OBJECTIVE -> Each entry below is to be duplicated verbatim.

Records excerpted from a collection
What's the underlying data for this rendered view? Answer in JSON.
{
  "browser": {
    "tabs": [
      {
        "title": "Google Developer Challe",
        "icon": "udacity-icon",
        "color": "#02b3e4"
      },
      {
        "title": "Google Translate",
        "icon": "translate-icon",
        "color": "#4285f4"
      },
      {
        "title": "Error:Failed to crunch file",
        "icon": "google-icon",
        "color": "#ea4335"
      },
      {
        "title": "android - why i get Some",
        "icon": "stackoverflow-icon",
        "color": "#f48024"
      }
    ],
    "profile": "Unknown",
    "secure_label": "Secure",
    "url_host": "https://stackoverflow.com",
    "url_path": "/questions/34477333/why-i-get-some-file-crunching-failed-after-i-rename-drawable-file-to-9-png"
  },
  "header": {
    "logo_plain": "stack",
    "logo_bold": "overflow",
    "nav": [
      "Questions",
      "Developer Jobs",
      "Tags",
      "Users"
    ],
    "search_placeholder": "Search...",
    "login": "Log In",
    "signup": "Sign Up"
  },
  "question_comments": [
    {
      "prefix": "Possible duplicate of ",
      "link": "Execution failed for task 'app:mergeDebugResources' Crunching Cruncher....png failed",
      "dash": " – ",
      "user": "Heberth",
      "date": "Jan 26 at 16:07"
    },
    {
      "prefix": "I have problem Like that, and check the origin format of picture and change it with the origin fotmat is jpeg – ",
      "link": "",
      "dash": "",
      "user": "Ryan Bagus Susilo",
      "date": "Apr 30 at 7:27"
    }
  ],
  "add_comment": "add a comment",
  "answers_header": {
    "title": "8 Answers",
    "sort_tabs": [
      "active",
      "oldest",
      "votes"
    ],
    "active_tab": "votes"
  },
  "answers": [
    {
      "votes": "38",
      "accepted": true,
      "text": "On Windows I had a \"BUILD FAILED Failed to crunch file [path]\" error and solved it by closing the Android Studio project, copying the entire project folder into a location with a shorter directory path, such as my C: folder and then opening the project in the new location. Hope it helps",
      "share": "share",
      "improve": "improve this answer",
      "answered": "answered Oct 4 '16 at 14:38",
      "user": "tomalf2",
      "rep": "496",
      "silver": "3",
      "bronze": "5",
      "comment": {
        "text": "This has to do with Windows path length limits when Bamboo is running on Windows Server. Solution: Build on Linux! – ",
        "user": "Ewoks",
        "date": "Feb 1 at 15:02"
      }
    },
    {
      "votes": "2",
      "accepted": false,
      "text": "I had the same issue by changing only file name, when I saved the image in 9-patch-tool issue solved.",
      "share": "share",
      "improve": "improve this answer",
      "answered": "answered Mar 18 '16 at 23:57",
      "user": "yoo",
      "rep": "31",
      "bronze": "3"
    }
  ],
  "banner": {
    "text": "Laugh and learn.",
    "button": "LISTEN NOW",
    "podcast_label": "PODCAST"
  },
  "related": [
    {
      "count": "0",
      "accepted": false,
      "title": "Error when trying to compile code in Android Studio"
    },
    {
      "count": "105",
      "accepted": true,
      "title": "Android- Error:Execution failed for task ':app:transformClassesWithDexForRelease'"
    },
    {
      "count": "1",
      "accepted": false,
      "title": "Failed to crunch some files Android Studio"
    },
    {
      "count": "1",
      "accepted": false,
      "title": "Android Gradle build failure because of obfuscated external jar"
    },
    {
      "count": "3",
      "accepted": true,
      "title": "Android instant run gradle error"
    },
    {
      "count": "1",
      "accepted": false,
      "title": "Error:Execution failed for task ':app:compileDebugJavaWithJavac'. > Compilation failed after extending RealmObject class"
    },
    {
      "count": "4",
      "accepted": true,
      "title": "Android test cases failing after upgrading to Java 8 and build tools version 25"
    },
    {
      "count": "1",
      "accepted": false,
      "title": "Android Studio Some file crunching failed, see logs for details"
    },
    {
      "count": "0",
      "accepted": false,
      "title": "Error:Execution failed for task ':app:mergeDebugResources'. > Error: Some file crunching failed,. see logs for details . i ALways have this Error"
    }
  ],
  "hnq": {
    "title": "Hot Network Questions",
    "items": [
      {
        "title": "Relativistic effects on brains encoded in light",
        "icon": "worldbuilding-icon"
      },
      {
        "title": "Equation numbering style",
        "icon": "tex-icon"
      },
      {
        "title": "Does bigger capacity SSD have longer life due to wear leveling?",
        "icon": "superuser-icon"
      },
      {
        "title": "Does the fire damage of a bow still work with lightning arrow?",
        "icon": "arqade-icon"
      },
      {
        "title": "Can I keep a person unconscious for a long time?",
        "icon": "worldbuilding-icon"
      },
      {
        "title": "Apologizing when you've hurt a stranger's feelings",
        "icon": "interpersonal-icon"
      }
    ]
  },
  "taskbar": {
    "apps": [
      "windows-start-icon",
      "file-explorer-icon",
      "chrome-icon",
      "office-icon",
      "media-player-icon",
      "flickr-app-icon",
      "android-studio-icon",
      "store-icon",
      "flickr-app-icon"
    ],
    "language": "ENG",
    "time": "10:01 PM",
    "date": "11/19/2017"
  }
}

SOLVED EXERCISE ->
What's the underlying data for this rendered view? Answer in JSON.
{
  "browser": {
    "tabs": [
      {
        "title": "Google Developer Challe",
        "icon": "udacity-icon",
        "color": "#02b3e4"
      },
      {
        "title": "Google Translate",
        "icon": "translate-icon",
        "color": "#4285f4"
      },
      {
        "title": "Error:Failed to crunch file",
        "icon": "google-icon",
        "color": "#ea4335"
      },
      {
        "title": "android - why i get Some",
        "icon": "stackoverflow-icon",
        "color": "#f48024"
      }
    ],
    "profile": "Unknown",
    "secure_label": "Secure",
    "url_host": "https://stackoverflow.com",
    "url_path": "/questions/34477333/why-i-get-some-file-crunching-failed-after-i-rename-drawable-file-to-9-png"
  },
  "header": {
    "logo_plain": "stack",
    "logo_bold": "overflow",
    "nav": [
      "Questions",
      "Developer Jobs",
      "Tags",
      "Users"
    ],
    "search_placeholder": "Search...",
    "login": "Log In",
    "signup": "Sign Up"
  },
  "question_comments": [
    {
      "prefix": "Possible duplicate of ",
      "link": "Execution failed for task 'app:mergeDebugResources' Crunching Cruncher....png failed",
      "dash": " – ",
      "user": "Heberth",
      "date": "Jan 26 at 16:07"
    },
    {
      "prefix": "I have problem Like that, and check the origin format of picture and change it with the origin fotmat is jpeg – ",
      "link": "",
      "dash": "",
      "user": "Ryan Bagus Susilo",
      "date": "Apr 30 at 7:27"
    }
  ],
  "add_comment": "add a comment",
  "answers_header": {
    "title": "8 Answers",
    "sort_tabs": [
      "active",
      "oldest",
      "votes"
    ],
    "active_tab": "votes"
  },
  "answers": [
    {
      "votes": "38",
      "accepted": true,
      "text": "On Windows I had a \"BUILD FAILED Failed to crunch file [path]\" error and solved it by closing the Android Studio project, copying the entire project folder into a location with a shorter directory path, such as my C: folder and then opening the project in the new location. Hope it helps",
      "share": "share",
      "improve": "improve this answer",
      "answered": "answered Oct 4 '16 at 14:38",
      "user": "tomalf2",
      "rep": "496",
      "silver": "3",
      "bronze": "5",
      "comment": {
        "text": "This has to do with Windows path length limits when Bamboo is running on Windows Server. Solution: Build on Linux! – ",
        "user": "Ewoks",
        "date": "Feb 1 at 15:02"
      }
    },
    {
      "votes": "2",
      "accepted": false,
      "text": "I had the same issue by changing only file name, when I saved the image in 9-patch-tool issue solved.",
      "share": "share",
      "improve": "improve this answer",
      "answered": "answered Mar 18 '16 at 23:57",
      "user": "yoo",
      "rep": "31",
      "bronze": "3"
    }
  ],
  "banner": {
    "text": "Laugh and learn.",
    "button": "LISTEN NOW",
    "podcast_label": "PODCAST"
  },
  "related": [
    {
      "count": "0",
      "accepted": false,
      "title": "Error when trying to compile code in Android Studio"
    },
    {
      "count": "105",
      "accepted": true,
      "title": "Android- Error:Execution failed for task ':app:transformClassesWithDexForRelease'"
    },
    {
      "count": "1",
      "accepted": false,
      "title": "Failed to crunch some files Android Studio"
    },
    {
      "count": "1",
      "accepted": false,
      "title": "Android Gradle build failure because of obfuscated external jar"
    },
    {
      "count": "3",
      "accepted": true,
      "title": "Android instant run gradle error"
    },
    {
      "count": "1",
      "accepted": false,
      "title": "Error:Execution failed for task ':app:compileDebugJavaWithJavac'. > Compilation failed after extending RealmObject class"
    },
    {
      "count": "4",
      "accepted": true,
      "title": "Android test cases failing after upgrading to Java 8 and build tools version 25"
    },
    {
      "count": "1",
      "accepted": false,
      "title": "Android Studio Some file crunching failed, see logs for details"
    },
    {
      "count": "0",
      "accepted": false,
      "title": "Error:Execution failed for task ':app:mergeDebugResources'. > Error: Some file crunching failed,. see logs for details . i ALways have this Error"
    }
  ],
  "hnq": {
    "title": "Hot Network Questions",
    "items": [
      {
        "title": "Relativistic effects on brains encoded in light",
        "icon": "worldbuilding-icon"
      },
      {
        "title": "Equation numbering style",
        "icon": "tex-icon"
      },
      {
        "title": "Does bigger capacity SSD have longer life due to wear leveling?",
        "icon": "superuser-icon"
      },
      {
        "title": "Does the fire damage of a bow still work with lightning arrow?",
        "icon": "arqade-icon"
      },
      {
        "title": "Can I keep a person unconscious for a long time?",
        "icon": "worldbuilding-icon"
      },
      {
        "title": "Apologizing when you've hurt a stranger's feelings",
        "icon": "interpersonal-icon"
      }
    ]
  },
  "taskbar": {
    "apps": [
      "windows-start-icon",
      "file-explorer-icon",
      "chrome-icon",
      "office-icon",
      "media-player-icon",
      "flickr-app-icon",
      "android-studio-icon",
      "store-icon",
      "flickr-app-icon"
    ],
    "language": "ENG",
    "time": "10:01 PM",
    "date": "11/19/2017"
  }
}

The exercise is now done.